→ THE EXERCISE:
Can you rewrite the lines below as a JSON list of strings, one string per line, leaving out any blank lines?

[Bounding box entries]
—————

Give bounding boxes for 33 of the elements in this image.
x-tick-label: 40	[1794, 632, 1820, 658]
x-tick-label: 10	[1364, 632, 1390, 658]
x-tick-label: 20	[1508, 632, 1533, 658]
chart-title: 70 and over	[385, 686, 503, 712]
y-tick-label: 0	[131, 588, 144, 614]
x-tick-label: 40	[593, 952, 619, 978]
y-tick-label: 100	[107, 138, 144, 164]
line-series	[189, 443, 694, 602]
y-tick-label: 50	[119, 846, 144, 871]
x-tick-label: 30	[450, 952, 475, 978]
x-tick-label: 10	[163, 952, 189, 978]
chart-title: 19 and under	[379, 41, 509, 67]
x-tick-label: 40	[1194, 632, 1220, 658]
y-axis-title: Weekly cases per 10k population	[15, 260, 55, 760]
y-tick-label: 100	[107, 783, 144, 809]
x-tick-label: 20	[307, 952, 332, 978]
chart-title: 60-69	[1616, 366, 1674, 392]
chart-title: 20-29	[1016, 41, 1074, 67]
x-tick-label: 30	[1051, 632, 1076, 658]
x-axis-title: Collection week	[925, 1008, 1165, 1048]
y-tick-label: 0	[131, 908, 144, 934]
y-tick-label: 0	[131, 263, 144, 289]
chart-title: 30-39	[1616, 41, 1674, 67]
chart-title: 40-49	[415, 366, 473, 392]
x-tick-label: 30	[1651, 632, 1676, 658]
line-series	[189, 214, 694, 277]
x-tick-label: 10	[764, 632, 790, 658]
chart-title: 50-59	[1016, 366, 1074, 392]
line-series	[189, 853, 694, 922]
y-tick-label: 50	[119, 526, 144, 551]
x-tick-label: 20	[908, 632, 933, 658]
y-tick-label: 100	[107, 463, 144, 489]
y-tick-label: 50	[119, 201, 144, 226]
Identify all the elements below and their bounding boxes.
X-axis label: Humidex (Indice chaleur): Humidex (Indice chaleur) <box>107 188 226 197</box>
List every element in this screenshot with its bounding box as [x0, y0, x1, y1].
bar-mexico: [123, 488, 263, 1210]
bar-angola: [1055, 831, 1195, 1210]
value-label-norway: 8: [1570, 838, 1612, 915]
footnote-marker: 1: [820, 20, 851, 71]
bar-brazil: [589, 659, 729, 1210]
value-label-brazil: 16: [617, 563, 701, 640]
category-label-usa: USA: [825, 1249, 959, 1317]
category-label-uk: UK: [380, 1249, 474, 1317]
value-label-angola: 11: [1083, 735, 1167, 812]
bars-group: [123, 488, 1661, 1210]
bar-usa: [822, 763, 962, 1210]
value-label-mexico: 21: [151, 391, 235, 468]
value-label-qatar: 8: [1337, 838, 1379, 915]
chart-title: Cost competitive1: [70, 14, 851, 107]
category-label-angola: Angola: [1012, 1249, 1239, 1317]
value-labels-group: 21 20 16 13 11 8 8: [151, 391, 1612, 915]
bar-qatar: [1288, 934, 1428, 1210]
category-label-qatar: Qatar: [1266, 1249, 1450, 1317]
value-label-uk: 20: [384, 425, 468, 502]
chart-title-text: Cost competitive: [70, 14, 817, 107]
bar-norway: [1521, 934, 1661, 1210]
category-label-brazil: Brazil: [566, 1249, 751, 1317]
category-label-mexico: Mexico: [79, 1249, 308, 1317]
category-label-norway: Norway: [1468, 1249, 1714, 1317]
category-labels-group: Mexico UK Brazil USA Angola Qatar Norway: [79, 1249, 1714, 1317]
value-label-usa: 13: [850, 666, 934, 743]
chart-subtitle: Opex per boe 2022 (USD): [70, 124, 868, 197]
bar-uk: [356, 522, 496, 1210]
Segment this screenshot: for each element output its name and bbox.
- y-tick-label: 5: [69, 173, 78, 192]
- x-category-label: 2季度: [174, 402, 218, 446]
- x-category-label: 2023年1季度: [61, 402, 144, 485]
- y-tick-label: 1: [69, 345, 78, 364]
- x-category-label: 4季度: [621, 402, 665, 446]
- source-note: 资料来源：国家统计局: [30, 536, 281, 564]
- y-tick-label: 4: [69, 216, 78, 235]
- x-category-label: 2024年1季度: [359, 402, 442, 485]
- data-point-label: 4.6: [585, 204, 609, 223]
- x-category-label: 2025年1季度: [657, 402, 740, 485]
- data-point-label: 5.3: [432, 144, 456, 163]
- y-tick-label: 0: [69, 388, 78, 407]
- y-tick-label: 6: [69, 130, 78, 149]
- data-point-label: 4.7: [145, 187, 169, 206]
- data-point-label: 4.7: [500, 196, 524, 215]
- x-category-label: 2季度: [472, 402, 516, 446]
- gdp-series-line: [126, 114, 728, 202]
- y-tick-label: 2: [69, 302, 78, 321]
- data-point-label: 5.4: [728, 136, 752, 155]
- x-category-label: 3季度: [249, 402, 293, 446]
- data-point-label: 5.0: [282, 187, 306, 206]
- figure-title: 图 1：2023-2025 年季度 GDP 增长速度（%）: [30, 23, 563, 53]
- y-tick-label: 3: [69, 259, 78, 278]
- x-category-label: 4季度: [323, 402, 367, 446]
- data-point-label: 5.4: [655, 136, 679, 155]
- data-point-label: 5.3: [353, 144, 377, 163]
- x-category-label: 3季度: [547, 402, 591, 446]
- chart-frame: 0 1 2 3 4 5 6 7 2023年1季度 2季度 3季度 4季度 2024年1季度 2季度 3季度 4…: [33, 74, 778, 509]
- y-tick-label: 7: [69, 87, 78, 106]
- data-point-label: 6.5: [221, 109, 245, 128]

—————

→ PROBLEM SOLUTION:
[
  "Give bounding boxes for 33 of the elements in this image.",
  "x-tick-label: 40\t[1794, 632, 1820, 658]",
  "x-tick-label: 10\t[1364, 632, 1390, 658]",
  "x-tick-label: 20\t[1508, 632, 1533, 658]",
  "chart-title: 70 and over\t[385, 686, 503, 712]",
  "y-tick-label: 0\t[131, 588, 144, 614]",
  "x-tick-label: 40\t[593, 952, 619, 978]",
  "y-tick-label: 100\t[107, 138, 144, 164]",
  "line-series\t[189, 443, 694, 602]",
  "y-tick-label: 50\t[119, 846, 144, 871]",
  "x-tick-label: 30\t[450, 952, 475, 978]",
  "x-tick-label: 10\t[163, 952, 189, 978]",
  "chart-title: 19 and under\t[379, 41, 509, 67]",
  "x-tick-label: 40\t[1194, 632, 1220, 658]",
  "y-axis-title: Weekly cases per 10k population\t[15, 260, 55, 760]",
  "y-tick-label: 100\t[107, 783, 144, 809]",
  "x-tick-label: 20\t[307, 952, 332, 978]",
  "chart-title: 60-69\t[1616, 366, 1674, 392]",
  "chart-title: 20-29\t[1016, 41, 1074, 67]",
  "x-tick-label: 30\t[1051, 632, 1076, 658]",
  "x-axis-title: Collection week\t[925, 1008, 1165, 1048]",
  "y-tick-label: 0\t[131, 908, 144, 934]",
  "y-tick-label: 0\t[131, 263, 144, 289]",
  "chart-title: 30-39\t[1616, 41, 1674, 67]",
  "chart-title: 40-49\t[415, 366, 473, 392]",
  "x-tick-label: 30\t[1651, 632, 1676, 658]",
  "line-series\t[189, 214, 694, 277]",
  "x-tick-label: 10\t[764, 632, 790, 658]",
  "chart-title: 50-59\t[1016, 366, 1074, 392]",
  "line-series\t[189, 853, 694, 922]",
  "y-tick-label: 50\t[119, 526, 144, 551]",
  "x-tick-label: 20\t[908, 632, 933, 658]",
  "y-tick-label: 100\t[107, 463, 144, 489]",
  "y-tick-label: 50\t[119, 201, 144, 226]",
  "Identify all the elements below and their bounding boxes.",
  "X-axis label: Humidex (Indice chaleur): Humidex (Indice chaleur) <box>107 188 226 197</box>",
  "List every element in this screenshot with its bounding box as [x0, y0, x1, y1].",
  "bar-mexico: [123, 488, 263, 1210]",
  "bar-angola: [1055, 831, 1195, 1210]",
  "value-label-norway: 8: [1570, 838, 1612, 915]",
  "footnote-marker: 1: [820, 20, 851, 71]",
  "bar-brazil: [589, 659, 729, 1210]",
  "value-label-brazil: 16: [617, 563, 701, 640]",
  "category-label-usa: USA: [825, 1249, 959, 1317]",
  "category-label-uk: UK: [380, 1249, 474, 1317]",
  "value-label-angola: 11: [1083, 735, 1167, 812]",
  "bars-group: [123, 488, 1661, 1210]",
  "bar-usa: [822, 763, 962, 1210]",
  "value-label-mexico: 21: [151, 391, 235, 468]",
  "value-label-qatar: 8: [1337, 838, 1379, 915]",
  "chart-title: Cost competitive1: [70, 14, 851, 107]",
  "category-label-angola: Angola: [1012, 1249, 1239, 1317]",
  "value-labels-group: 21 20 16 13 11 8 8: [151, 391, 1612, 915]",
  "bar-qatar: [1288, 934, 1428, 1210]",
  "category-label-qatar: Qatar: [1266, 1249, 1450, 1317]",
  "value-label-uk: 20: [384, 425, 468, 502]",
  "chart-title-text: Cost competitive: [70, 14, 817, 107]",
  "bar-norway: [1521, 934, 1661, 1210]",
  "category-label-brazil: Brazil: [566, 1249, 751, 1317]",
  "category-label-mexico: Mexico: [79, 1249, 308, 1317]",
  "category-label-norway: Norway: [1468, 1249, 1714, 1317]",
  "category-labels-group: Mexico UK Brazil USA Angola Qatar Norway: [79, 1249, 1714, 1317]",
  "value-label-usa: 13: [850, 666, 934, 743]",
  "chart-subtitle: Opex per boe 2022 (USD): [70, 124, 868, 197]",
  "bar-uk: [356, 522, 496, 1210]",
  "Segment this screenshot: for each element output its name and bbox.",
  "- y-tick-label: 5: [69, 173, 78, 192]",
  "- x-category-label: 2季度: [174, 402, 218, 446]",
  "- x-category-label: 2023年1季度: [61, 402, 144, 485]",
  "- y-tick-label: 1: [69, 345, 78, 364]",
  "- x-category-label: 4季度: [621, 402, 665, 446]",
  "- source-note: 资料来源：国家统计局: [30, 536, 281, 564]",
  "- y-tick-label: 4: [69, 216, 78, 235]",
  "- x-category-label: 2024年1季度: [359, 402, 442, 485]",
  "- data-point-label: 4.6: [585, 204, 609, 223]",
  "- x-category-label: 2025年1季度: [657, 402, 740, 485]",
  "- data-point-label: 5.3: [432, 144, 456, 163]",
  "- y-tick-label: 0: [69, 388, 78, 407]",
  "- y-tick-label: 6: [69, 130, 78, 149]",
  "- data-point-label: 4.7: [145, 187, 169, 206]",
  "- data-point-label: 4.7: [500, 196, 524, 215]",
  "- x-category-label: 2季度: [472, 402, 516, 446]",
  "- gdp-series-line: [126, 114, 728, 202]",
  "- y-tick-label: 2: [69, 302, 78, 321]",
  "- data-point-label: 5.4: [728, 136, 752, 155]",
  "- x-category-label: 3季度: [249, 402, 293, 446]",
  "- data-point-label: 5.0: [282, 187, 306, 206]",
  "- figure-title: 图 1：2023-2025 年季度 GDP 增长速度（%）: [30, 23, 563, 53]",
  "- y-tick-label: 3: [69, 259, 78, 278]",
  "- x-category-label: 4季度: [323, 402, 367, 446]",
  "- data-point-label: 5.4: [655, 136, 679, 155]",
  "- data-point-label: 5.3: [353, 144, 377, 163]",
  "- x-category-label: 3季度: [547, 402, 591, 446]",
  "- chart-frame: 0 1 2 3 4 5 6 7 2023年1季度 2季度 3季度 4季度 2024年1季度 2季度 3季度 4…: [33, 74, 778, 509]",
  "- y-tick-label: 7: [69, 87, 78, 106]",
  "- data-point-label: 6.5: [221, 109, 245, 128]"
]